Begin Recorded data

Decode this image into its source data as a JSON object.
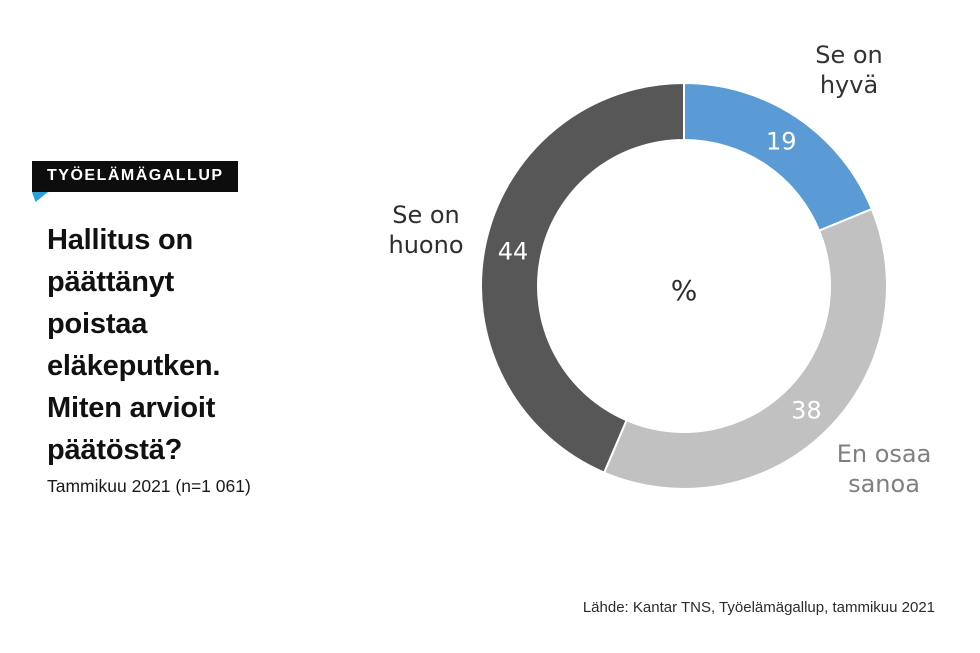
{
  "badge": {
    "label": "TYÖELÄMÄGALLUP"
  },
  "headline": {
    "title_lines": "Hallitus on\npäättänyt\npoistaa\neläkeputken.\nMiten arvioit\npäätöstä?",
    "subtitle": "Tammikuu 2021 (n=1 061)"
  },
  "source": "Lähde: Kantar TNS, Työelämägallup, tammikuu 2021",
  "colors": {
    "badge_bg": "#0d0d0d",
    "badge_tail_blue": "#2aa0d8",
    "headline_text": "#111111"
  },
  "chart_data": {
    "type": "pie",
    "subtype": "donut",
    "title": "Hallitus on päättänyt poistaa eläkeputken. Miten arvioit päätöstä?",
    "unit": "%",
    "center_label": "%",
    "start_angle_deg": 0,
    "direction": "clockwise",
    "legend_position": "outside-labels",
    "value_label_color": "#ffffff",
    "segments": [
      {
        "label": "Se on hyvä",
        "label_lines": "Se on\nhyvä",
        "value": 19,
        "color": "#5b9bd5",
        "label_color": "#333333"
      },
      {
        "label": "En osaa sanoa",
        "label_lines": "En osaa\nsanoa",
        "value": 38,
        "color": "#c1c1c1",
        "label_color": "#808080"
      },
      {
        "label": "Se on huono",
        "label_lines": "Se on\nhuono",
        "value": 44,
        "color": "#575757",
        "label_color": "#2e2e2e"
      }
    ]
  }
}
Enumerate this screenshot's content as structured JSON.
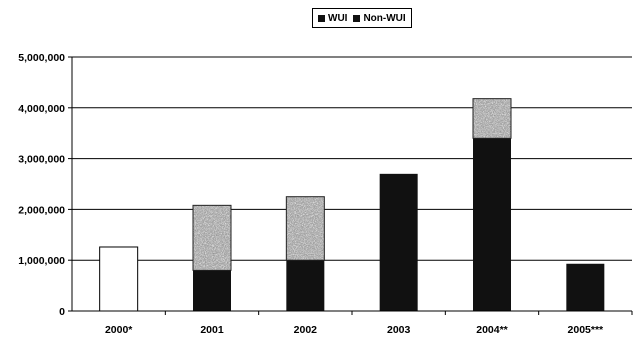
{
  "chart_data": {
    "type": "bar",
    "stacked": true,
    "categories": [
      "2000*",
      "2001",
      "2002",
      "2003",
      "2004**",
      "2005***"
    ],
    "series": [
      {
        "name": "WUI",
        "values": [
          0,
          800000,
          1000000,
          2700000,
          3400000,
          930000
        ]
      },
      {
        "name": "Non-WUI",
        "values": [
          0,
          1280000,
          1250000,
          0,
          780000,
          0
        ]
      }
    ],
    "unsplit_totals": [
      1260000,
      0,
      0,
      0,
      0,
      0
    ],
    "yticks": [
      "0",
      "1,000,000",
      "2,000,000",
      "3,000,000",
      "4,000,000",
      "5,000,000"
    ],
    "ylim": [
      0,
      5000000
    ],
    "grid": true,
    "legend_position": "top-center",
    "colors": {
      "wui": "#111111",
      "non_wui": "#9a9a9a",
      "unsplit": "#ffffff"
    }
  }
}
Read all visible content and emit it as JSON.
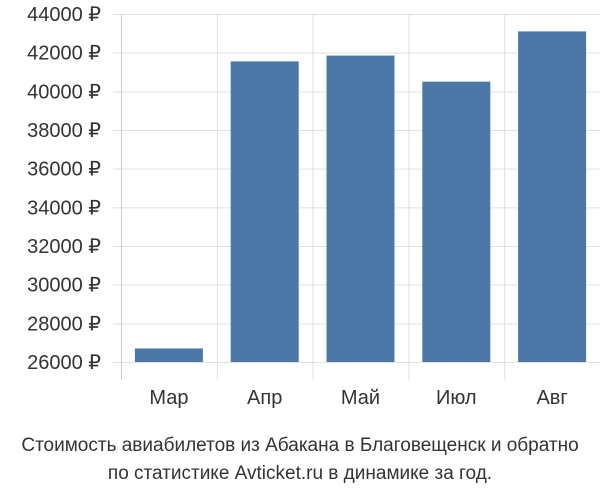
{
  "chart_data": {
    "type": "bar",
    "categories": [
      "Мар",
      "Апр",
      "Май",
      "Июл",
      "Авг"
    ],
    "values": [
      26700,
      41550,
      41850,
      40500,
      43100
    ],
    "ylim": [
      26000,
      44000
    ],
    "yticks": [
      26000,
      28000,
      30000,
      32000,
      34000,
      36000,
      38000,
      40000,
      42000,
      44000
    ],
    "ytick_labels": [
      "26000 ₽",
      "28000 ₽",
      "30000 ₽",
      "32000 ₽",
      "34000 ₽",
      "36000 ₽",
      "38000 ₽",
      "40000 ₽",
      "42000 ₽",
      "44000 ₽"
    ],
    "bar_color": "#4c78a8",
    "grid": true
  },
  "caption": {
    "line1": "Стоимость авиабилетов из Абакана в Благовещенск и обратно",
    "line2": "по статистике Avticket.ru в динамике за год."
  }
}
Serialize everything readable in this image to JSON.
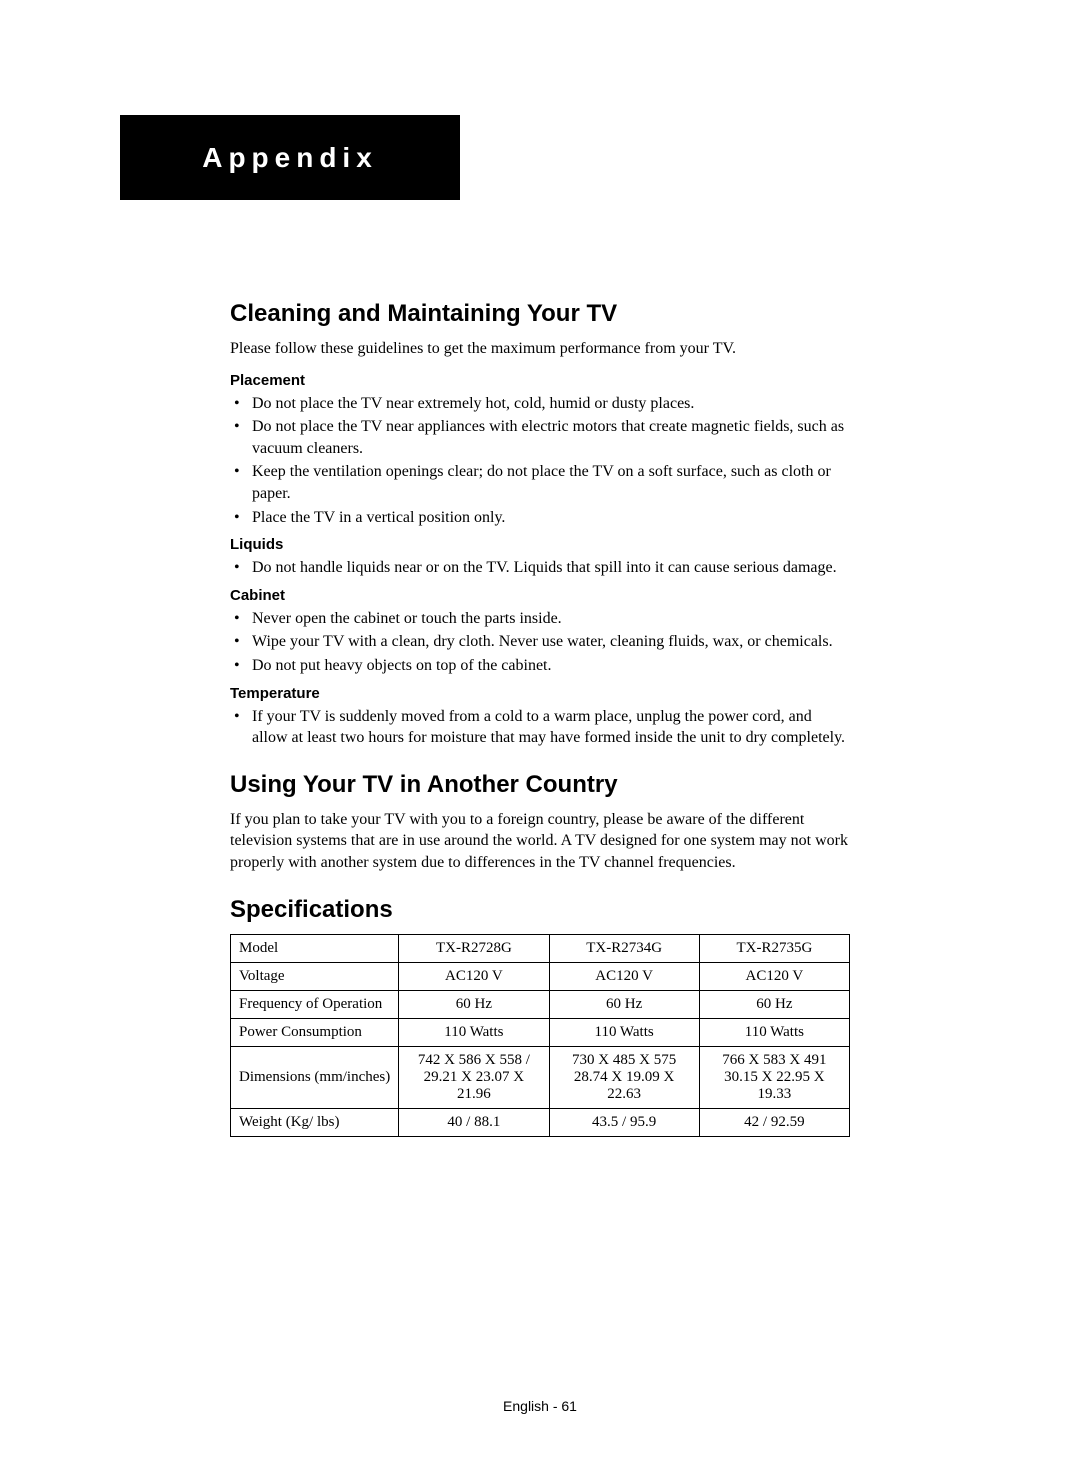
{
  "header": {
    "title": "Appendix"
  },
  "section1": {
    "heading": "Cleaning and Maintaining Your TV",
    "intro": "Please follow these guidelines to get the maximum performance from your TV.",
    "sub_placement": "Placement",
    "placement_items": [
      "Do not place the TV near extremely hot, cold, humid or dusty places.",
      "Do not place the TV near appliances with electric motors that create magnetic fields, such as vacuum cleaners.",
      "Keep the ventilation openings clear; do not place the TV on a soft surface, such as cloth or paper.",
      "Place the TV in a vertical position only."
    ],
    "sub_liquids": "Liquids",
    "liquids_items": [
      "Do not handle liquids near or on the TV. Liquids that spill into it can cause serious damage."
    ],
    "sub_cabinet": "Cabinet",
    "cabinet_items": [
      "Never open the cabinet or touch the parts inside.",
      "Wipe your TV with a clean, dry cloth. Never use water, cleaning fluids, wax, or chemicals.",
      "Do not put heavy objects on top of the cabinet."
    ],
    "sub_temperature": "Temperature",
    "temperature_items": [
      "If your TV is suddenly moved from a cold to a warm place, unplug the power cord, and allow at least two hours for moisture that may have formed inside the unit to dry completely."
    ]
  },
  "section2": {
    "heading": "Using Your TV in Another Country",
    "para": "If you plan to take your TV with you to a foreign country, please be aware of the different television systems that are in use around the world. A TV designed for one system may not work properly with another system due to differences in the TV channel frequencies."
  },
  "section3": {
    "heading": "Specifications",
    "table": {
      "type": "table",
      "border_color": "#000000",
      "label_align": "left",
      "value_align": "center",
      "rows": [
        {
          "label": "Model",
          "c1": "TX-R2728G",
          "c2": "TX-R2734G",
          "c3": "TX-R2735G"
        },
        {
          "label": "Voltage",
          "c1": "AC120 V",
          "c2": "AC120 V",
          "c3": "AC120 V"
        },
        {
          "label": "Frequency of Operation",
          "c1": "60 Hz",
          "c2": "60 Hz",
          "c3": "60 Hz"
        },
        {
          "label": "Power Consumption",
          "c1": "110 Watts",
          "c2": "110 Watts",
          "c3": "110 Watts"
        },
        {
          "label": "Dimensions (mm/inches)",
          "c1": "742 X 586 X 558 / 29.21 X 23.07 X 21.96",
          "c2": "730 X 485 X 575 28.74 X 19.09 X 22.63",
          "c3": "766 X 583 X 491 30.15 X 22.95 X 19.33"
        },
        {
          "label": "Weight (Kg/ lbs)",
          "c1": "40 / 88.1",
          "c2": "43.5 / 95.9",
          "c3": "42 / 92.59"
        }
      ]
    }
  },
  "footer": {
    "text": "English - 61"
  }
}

End Recorded data

■ Written instruction: Report only a number: how many lines in the material above contain the string "content".

■ Exercise response: 2